[start Entries shown]

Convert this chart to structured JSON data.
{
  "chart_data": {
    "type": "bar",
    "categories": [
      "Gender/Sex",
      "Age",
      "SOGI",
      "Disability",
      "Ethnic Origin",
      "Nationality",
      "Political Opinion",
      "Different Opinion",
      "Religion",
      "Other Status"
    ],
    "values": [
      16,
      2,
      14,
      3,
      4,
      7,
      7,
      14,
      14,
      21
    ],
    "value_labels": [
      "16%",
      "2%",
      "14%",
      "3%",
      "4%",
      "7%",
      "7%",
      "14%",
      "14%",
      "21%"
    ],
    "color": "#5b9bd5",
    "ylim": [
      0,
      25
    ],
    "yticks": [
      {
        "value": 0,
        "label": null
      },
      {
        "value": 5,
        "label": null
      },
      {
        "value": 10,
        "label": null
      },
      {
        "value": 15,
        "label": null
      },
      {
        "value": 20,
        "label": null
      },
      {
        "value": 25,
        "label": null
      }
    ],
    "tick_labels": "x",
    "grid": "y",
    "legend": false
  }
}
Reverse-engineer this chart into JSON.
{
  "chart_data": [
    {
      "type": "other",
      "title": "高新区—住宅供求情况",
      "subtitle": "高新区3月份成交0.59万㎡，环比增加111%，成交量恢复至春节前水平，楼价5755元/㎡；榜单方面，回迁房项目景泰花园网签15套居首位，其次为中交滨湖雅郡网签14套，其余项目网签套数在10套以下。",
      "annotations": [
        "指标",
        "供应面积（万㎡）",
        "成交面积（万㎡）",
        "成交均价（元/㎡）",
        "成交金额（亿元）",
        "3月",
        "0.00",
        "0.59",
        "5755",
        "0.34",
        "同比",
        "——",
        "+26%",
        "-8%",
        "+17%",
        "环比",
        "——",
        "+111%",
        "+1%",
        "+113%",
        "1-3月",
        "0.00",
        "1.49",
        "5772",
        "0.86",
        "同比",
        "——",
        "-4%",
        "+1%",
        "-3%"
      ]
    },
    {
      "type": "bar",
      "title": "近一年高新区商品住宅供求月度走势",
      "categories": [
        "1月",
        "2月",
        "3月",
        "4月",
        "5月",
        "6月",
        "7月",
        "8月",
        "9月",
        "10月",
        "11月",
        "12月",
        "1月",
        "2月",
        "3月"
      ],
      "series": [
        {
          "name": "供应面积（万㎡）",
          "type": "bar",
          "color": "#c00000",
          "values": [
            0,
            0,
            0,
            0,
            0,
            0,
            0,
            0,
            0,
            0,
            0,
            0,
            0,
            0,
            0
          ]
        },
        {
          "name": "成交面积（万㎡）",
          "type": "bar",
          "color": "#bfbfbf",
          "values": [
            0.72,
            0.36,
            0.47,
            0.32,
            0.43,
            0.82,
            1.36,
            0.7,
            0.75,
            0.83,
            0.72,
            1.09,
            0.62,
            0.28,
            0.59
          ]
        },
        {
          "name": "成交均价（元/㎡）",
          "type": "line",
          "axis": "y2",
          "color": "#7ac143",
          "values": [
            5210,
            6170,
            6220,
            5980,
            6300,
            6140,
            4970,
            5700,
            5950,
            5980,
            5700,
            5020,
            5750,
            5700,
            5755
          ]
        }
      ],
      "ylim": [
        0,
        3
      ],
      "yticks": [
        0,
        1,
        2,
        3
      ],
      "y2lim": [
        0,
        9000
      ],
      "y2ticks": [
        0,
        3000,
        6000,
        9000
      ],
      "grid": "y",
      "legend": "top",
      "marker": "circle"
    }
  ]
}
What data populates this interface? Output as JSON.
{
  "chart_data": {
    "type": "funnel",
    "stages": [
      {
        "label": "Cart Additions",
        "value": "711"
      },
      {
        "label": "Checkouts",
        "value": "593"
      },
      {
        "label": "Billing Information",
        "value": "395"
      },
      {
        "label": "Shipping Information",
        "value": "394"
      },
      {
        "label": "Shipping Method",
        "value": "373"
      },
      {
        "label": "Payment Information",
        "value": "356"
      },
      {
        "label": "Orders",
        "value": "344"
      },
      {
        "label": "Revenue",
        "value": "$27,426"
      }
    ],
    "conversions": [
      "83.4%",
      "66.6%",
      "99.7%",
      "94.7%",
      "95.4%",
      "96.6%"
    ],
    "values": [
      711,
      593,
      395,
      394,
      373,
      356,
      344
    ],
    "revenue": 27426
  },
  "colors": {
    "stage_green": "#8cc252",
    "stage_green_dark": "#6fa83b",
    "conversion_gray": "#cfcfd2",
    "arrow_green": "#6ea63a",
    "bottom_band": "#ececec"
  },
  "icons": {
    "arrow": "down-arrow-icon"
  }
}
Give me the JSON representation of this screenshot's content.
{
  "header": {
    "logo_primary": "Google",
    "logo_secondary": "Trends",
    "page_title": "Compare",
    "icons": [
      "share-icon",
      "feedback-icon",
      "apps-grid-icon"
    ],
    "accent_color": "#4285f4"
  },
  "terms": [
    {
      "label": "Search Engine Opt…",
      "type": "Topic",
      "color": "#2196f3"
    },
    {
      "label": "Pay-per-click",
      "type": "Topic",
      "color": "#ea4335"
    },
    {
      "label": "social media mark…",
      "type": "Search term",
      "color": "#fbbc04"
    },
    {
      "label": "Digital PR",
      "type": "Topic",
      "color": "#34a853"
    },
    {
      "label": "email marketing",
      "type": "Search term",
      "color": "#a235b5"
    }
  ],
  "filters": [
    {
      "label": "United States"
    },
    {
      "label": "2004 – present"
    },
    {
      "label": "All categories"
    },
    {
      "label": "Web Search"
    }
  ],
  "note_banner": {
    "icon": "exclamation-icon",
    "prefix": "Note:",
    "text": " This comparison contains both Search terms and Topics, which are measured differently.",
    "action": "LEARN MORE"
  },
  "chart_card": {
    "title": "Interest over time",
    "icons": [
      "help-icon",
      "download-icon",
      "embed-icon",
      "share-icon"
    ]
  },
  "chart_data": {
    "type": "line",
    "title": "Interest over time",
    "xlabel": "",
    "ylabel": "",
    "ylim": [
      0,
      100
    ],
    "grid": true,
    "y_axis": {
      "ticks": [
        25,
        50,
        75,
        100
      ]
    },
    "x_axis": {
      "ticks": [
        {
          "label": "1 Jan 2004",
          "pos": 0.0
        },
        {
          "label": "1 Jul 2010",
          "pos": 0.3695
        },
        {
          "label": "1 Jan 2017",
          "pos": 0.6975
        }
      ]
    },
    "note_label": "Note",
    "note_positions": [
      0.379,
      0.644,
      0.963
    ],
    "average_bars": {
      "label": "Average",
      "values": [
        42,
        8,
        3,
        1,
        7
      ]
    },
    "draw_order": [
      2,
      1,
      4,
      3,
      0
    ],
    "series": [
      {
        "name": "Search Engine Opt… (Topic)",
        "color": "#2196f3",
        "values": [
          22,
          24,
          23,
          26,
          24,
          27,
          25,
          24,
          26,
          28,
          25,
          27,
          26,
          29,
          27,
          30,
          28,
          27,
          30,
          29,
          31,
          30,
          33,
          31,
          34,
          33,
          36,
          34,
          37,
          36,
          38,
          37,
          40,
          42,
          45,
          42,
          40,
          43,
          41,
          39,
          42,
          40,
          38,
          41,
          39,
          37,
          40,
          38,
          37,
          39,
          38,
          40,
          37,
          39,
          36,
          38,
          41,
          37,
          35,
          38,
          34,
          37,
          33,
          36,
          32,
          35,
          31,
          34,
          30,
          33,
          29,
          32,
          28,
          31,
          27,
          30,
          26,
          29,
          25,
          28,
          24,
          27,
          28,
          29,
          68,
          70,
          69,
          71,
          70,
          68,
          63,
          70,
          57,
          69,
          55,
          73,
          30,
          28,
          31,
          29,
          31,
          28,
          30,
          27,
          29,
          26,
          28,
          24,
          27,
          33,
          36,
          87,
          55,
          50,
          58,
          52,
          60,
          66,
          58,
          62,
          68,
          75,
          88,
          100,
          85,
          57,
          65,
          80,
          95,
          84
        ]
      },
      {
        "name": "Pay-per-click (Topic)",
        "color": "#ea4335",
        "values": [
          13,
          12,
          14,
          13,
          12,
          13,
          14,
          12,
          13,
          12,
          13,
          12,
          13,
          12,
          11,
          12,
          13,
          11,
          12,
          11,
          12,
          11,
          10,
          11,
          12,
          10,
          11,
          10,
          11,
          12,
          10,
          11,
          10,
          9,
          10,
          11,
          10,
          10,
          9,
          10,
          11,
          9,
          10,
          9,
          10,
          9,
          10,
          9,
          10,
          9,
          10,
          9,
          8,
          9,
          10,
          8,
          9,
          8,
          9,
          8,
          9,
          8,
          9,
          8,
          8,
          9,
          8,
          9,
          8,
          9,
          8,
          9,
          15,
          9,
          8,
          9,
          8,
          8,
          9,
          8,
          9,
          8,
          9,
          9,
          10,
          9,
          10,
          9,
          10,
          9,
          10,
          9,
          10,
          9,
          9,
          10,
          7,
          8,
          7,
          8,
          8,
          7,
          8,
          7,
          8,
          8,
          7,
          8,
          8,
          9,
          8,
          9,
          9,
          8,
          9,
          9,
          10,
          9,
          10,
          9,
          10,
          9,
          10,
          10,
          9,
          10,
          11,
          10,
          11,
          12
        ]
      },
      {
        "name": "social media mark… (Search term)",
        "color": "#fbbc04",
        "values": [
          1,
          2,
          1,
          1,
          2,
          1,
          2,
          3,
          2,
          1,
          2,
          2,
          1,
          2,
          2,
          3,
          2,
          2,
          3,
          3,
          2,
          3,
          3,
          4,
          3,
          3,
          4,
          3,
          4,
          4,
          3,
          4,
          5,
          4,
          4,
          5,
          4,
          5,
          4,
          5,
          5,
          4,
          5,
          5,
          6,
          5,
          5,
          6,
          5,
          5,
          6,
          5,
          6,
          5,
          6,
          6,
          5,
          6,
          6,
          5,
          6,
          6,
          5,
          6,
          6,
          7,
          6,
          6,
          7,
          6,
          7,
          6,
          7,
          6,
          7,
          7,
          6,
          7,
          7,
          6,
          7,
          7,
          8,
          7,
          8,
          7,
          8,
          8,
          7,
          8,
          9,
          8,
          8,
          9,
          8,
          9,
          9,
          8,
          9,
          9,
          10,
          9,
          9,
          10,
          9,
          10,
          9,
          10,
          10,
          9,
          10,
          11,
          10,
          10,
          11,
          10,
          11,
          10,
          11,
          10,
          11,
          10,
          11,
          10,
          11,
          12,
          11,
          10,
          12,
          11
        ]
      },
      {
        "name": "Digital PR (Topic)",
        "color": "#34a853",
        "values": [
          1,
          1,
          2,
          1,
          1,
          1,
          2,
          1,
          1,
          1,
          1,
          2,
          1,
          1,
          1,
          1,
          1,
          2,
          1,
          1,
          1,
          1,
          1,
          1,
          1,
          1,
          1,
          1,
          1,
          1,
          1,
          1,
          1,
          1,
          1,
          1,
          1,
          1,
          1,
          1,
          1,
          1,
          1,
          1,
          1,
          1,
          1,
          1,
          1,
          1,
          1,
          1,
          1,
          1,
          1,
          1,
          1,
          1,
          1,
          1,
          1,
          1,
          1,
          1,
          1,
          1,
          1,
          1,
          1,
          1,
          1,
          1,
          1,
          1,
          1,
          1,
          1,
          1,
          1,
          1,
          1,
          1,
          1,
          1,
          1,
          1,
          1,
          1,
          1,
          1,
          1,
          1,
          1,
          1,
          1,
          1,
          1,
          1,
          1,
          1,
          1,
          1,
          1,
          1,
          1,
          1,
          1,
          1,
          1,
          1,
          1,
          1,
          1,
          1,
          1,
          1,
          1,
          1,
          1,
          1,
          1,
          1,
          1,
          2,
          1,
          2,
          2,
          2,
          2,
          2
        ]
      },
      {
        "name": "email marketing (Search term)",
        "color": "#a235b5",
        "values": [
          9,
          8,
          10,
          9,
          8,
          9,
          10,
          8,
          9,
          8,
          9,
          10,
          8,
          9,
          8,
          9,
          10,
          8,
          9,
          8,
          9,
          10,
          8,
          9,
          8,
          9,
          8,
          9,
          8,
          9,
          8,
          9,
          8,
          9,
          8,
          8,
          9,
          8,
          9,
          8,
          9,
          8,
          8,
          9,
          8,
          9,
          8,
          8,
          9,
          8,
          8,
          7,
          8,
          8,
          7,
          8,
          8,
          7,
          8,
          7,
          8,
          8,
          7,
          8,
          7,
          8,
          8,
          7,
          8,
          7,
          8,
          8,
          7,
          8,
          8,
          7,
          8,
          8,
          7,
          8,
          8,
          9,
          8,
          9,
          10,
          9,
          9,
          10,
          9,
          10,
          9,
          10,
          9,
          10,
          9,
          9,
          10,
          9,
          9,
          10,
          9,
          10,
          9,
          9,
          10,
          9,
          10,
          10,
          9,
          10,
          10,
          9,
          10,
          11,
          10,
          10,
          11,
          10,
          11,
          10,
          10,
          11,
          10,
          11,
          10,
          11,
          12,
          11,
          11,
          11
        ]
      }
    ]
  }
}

[end Entries shown]

● **Required task**
Track down the lines that include the word "click" and copy them.

● **Solution for this problem**
      "label": "Pay-per-click",
        "name": "Pay-per-click (Topic)",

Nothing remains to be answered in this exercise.